Please output the records below in full, exactly as given, but without the images.

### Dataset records

* start *

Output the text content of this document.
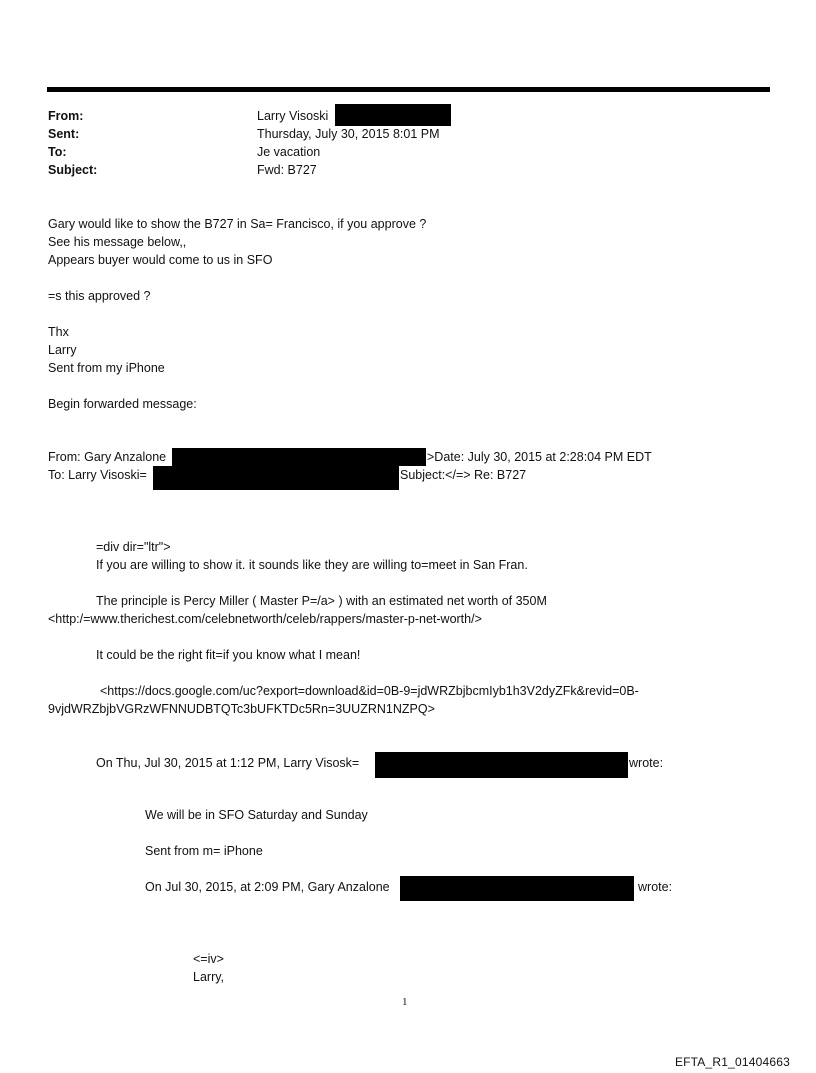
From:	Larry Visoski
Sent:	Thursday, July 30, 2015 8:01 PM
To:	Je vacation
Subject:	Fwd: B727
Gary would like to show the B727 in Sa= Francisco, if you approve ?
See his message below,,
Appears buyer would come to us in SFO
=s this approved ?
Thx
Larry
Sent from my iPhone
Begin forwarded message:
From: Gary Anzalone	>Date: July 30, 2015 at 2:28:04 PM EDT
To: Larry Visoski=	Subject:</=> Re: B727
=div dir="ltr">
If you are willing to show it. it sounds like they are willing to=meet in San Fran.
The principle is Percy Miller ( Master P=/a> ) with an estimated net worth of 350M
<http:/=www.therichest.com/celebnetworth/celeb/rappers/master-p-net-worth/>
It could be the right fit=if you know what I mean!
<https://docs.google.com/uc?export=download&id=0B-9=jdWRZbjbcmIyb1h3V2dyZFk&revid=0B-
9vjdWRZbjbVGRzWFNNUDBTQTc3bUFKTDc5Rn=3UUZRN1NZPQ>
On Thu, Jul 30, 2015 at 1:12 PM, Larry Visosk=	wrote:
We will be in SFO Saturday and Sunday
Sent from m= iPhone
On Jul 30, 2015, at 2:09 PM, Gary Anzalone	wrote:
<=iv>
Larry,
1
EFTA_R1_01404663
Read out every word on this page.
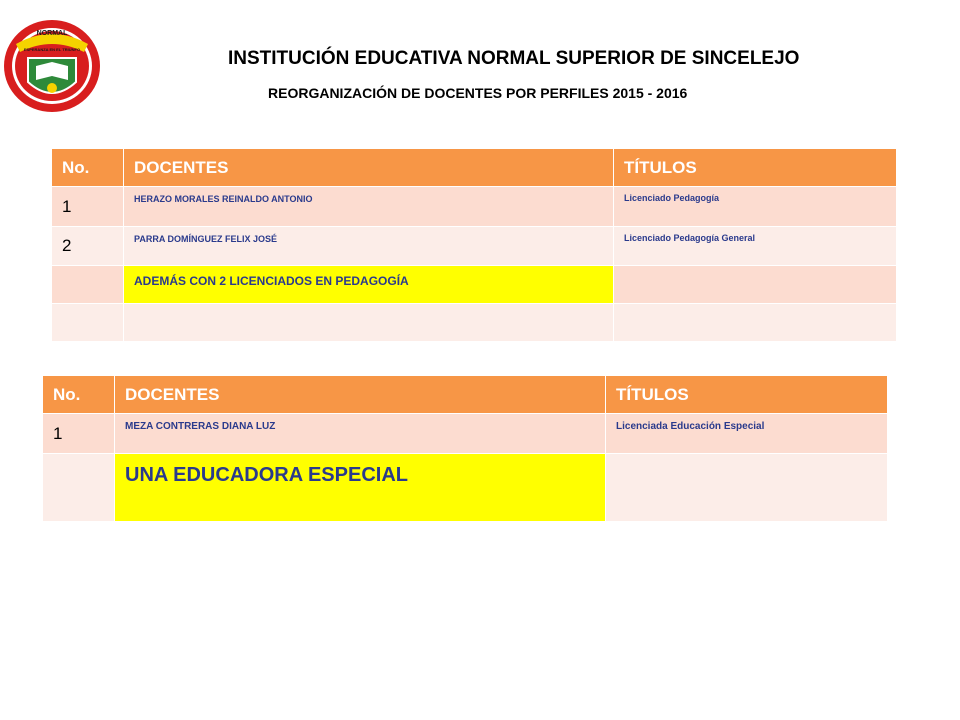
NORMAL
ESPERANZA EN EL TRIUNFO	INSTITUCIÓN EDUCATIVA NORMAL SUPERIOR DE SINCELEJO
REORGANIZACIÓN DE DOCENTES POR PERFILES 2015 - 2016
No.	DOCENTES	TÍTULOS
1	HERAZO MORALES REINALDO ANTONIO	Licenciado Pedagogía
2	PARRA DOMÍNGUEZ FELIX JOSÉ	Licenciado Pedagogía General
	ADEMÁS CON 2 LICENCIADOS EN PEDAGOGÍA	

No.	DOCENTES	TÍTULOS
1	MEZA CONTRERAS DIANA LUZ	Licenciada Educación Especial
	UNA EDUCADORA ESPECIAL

* end *

### Complete response
Output the text content of this document.
From:	Larry Visoski
Sent:	Thursday, July 30, 2015 8:01 PM
To:	Je vacation
Subject:	Fwd: B727
Gary would like to show the B727 in Sa= Francisco, if you approve ?
See his message below,,
Appears buyer would come to us in SFO
=s this approved ?
Thx
Larry
Sent from my iPhone
Begin forwarded message:
From: Gary Anzalone	>Date: July 30, 2015 at 2:28:04 PM EDT
To: Larry Visoski=	Subject:</=> Re: B727
=div dir="ltr">
If you are willing to show it. it sounds like they are willing to=meet in San Fran.
The principle is Percy Miller ( Master P=/a> ) with an estimated net worth of 350M
<http:/=www.therichest.com/celebnetworth/celeb/rappers/master-p-net-worth/>
It could be the right fit=if you know what I mean!
<https://docs.google.com/uc?export=download&id=0B-9=jdWRZbjbcmIyb1h3V2dyZFk&revid=0B-
9vjdWRZbjbVGRzWFNNUDBTQTc3bUFKTDc5Rn=3UUZRN1NZPQ>
On Thu, Jul 30, 2015 at 1:12 PM, Larry Visosk=	wrote:
We will be in SFO Saturday and Sunday
Sent from m= iPhone
On Jul 30, 2015, at 2:09 PM, Gary Anzalone	wrote:
<=iv>
Larry,
1
EFTA_R1_01404663
Read out every word on this page.
NORMAL
ESPERANZA EN EL TRIUNFO	INSTITUCIÓN EDUCATIVA NORMAL SUPERIOR DE SINCELEJO
REORGANIZACIÓN DE DOCENTES POR PERFILES 2015 - 2016
No.	DOCENTES	TÍTULOS
1	HERAZO MORALES REINALDO ANTONIO	Licenciado Pedagogía
2	PARRA DOMÍNGUEZ FELIX JOSÉ	Licenciado Pedagogía General
	ADEMÁS CON 2 LICENCIADOS EN PEDAGOGÍA	

No.	DOCENTES	TÍTULOS
1	MEZA CONTRERAS DIANA LUZ	Licenciada Educación Especial
	UNA EDUCADORA ESPECIAL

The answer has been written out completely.